WHAT YOU WILL DO →
Collect each line containing "公安局党建汇报".

### DATA TO USE ###

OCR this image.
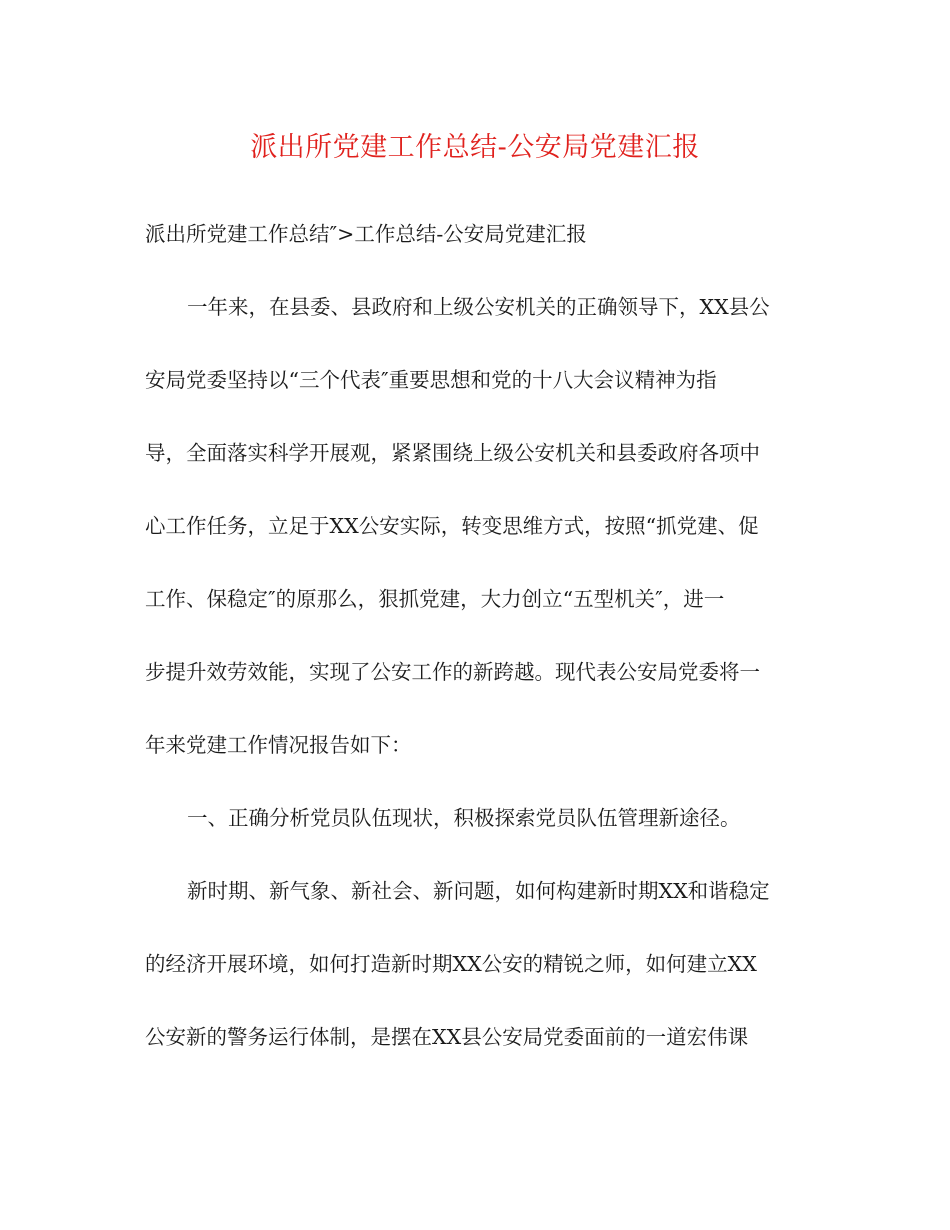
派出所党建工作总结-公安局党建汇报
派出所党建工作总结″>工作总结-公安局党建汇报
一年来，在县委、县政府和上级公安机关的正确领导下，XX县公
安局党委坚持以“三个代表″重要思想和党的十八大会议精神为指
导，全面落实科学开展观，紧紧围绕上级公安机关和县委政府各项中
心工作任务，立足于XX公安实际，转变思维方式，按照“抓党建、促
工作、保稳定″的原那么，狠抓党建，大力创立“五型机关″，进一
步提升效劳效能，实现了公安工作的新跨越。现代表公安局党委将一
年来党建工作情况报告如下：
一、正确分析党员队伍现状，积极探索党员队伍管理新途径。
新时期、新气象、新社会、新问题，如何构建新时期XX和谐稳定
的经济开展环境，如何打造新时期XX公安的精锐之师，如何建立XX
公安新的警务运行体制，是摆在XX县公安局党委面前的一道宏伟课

###

FINAL RESULT →
派出所党建工作总结-公安局党建汇报
派出所党建工作总结″>工作总结-公安局党建汇报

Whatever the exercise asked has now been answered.